[BEGIN Working data]

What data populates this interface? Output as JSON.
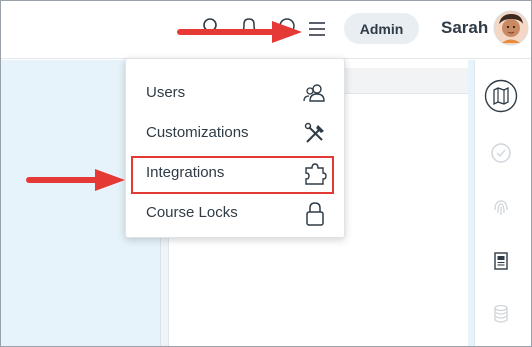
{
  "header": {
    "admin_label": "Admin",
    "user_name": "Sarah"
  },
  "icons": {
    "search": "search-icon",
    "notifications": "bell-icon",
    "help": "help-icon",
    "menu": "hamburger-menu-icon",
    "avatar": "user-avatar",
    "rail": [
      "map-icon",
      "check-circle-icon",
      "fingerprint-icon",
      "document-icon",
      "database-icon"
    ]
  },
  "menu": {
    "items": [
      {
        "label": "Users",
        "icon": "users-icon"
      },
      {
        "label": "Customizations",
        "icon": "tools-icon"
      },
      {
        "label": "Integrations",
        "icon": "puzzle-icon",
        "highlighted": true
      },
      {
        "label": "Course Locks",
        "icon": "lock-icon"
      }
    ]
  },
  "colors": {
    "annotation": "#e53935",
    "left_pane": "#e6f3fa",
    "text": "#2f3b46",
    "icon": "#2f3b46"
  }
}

[END Working data]

#### Task brief:
Every entry must be reproduced exactly, with the images left out.

#### Task result:
What data populates this interface? Output as JSON.
{
  "header": {
    "admin_label": "Admin",
    "user_name": "Sarah"
  },
  "icons": {
    "search": "search-icon",
    "notifications": "bell-icon",
    "help": "help-icon",
    "menu": "hamburger-menu-icon",
    "avatar": "user-avatar",
    "rail": [
      "map-icon",
      "check-circle-icon",
      "fingerprint-icon",
      "document-icon",
      "database-icon"
    ]
  },
  "menu": {
    "items": [
      {
        "label": "Users",
        "icon": "users-icon"
      },
      {
        "label": "Customizations",
        "icon": "tools-icon"
      },
      {
        "label": "Integrations",
        "icon": "puzzle-icon",
        "highlighted": true
      },
      {
        "label": "Course Locks",
        "icon": "lock-icon"
      }
    ]
  },
  "colors": {
    "annotation": "#e53935",
    "left_pane": "#e6f3fa",
    "text": "#2f3b46",
    "icon": "#2f3b46"
  }
}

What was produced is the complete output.